▶ [Data shown]:
+---+
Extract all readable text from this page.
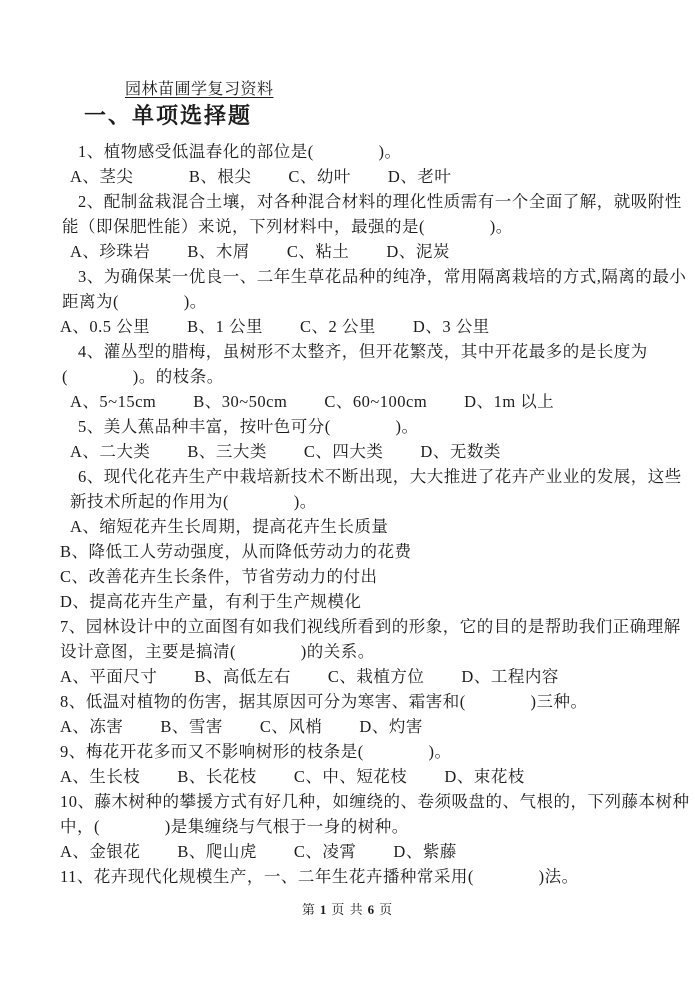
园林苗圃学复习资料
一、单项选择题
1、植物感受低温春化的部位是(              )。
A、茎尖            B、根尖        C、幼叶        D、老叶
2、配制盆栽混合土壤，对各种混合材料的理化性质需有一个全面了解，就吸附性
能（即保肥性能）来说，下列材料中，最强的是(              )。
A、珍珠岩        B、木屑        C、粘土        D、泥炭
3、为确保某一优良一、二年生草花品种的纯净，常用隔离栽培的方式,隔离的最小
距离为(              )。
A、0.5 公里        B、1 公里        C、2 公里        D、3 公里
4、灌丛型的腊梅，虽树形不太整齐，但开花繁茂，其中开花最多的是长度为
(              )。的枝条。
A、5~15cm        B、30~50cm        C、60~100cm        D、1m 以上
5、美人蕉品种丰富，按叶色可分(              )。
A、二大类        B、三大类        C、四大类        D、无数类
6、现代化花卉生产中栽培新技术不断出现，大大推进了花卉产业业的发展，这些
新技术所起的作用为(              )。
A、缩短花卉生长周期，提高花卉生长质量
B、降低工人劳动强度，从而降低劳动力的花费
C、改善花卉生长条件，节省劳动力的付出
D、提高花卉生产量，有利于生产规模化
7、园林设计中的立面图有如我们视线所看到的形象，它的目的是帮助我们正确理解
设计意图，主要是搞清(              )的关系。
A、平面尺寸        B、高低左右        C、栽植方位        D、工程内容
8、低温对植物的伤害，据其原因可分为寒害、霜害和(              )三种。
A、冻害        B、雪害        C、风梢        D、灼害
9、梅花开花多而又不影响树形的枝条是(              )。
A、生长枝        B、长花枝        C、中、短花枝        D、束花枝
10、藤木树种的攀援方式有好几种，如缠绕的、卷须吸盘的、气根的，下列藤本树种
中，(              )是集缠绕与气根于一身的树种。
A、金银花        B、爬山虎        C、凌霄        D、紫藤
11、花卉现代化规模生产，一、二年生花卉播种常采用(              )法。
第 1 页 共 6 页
+---+
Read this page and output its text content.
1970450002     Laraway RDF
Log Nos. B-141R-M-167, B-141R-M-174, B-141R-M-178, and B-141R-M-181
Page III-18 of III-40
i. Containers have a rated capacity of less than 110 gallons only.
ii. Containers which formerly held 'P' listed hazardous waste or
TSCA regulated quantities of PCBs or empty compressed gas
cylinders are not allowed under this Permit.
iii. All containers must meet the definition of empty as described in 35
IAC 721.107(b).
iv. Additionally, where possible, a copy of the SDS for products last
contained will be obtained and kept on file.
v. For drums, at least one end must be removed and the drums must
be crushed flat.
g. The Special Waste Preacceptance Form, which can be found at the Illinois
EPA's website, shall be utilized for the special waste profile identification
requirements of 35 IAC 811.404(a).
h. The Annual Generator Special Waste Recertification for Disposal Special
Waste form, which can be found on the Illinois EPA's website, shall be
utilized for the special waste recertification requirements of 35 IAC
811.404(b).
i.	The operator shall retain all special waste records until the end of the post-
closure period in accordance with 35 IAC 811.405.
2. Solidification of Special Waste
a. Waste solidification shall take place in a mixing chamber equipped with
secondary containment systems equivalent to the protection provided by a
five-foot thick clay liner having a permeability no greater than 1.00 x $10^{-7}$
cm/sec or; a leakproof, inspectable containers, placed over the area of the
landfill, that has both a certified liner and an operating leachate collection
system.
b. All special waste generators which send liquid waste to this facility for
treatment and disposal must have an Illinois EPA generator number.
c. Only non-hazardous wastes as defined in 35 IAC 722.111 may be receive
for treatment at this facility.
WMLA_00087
+---+
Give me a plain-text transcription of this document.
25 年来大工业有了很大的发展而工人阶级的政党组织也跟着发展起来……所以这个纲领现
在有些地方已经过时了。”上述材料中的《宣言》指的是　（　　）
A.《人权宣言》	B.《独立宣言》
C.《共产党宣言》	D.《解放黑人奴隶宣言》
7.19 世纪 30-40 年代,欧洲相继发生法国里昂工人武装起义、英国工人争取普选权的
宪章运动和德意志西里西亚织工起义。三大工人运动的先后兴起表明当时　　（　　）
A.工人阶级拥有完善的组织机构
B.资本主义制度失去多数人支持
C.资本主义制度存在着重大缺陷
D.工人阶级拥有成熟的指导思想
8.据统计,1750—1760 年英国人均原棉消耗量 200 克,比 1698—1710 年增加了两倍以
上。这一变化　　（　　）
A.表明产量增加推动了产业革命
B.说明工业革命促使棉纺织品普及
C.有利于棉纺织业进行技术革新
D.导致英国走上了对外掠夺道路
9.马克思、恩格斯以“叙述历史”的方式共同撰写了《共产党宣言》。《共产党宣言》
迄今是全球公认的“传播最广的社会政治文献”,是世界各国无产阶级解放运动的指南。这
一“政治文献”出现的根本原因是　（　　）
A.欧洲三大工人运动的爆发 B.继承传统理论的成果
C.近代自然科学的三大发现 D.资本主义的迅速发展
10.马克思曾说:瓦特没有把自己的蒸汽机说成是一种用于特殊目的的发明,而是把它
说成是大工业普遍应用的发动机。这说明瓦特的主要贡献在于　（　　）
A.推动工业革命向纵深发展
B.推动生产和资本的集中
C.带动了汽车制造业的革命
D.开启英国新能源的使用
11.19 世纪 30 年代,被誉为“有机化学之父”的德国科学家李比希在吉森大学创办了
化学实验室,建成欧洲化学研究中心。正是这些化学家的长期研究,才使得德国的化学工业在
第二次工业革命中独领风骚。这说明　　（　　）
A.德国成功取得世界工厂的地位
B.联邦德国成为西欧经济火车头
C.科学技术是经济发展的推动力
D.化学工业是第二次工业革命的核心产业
+---+
Copy each line of the preceding data that contains the string "treatment".

treatment and disposal must have an Illinois EPA generator number.
for treatment at this facility.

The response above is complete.